## Objective
Review the listing and copy each line that holds the word "this".

## Task data
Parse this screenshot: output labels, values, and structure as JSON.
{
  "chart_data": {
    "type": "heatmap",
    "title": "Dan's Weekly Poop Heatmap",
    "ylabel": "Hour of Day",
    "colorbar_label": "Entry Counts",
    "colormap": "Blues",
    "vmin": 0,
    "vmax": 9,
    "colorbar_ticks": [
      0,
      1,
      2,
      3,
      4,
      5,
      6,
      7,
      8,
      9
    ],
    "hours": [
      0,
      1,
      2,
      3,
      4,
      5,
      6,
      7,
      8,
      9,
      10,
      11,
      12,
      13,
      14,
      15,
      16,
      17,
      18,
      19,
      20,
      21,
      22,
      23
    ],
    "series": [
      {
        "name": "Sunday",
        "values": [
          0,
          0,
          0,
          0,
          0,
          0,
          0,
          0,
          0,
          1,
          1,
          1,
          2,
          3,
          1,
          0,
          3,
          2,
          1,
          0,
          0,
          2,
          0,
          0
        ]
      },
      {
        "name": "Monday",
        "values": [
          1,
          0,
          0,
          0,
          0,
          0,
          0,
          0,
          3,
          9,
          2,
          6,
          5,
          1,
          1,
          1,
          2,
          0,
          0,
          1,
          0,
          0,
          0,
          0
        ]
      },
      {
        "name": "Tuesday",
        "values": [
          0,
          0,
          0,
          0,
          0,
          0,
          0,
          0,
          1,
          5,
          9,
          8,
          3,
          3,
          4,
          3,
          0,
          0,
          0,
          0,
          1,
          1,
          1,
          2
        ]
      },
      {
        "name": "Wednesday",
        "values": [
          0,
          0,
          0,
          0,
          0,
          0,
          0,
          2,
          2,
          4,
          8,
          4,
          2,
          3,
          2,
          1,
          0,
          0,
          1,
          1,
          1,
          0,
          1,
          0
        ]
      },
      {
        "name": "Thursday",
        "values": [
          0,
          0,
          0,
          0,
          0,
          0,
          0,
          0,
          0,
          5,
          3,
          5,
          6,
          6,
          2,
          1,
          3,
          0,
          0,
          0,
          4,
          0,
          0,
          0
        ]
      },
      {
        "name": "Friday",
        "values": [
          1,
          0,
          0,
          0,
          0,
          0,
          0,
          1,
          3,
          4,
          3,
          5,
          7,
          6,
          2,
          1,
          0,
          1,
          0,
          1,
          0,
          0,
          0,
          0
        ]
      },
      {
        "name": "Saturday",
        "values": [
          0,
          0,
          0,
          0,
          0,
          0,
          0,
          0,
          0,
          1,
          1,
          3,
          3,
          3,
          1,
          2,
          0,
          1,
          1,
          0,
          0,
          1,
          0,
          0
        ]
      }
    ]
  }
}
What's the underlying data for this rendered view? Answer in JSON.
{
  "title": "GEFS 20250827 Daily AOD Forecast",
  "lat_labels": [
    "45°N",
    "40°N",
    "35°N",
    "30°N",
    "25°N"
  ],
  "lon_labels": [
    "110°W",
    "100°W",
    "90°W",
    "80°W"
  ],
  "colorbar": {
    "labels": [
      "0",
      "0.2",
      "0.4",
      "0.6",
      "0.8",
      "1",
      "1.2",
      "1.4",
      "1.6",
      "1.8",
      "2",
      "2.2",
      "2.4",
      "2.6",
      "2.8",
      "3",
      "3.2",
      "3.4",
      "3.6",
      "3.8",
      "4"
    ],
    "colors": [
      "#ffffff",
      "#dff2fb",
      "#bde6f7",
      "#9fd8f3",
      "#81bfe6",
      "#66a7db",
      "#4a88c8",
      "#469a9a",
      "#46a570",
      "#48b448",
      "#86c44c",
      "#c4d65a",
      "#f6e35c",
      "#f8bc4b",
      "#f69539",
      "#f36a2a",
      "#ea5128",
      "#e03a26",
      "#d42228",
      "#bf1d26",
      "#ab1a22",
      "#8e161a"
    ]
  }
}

## Task answer
Parse this screenshot: output labels, values, and structure as JSON.
What's the underlying data for this rendered view? Answer in JSON.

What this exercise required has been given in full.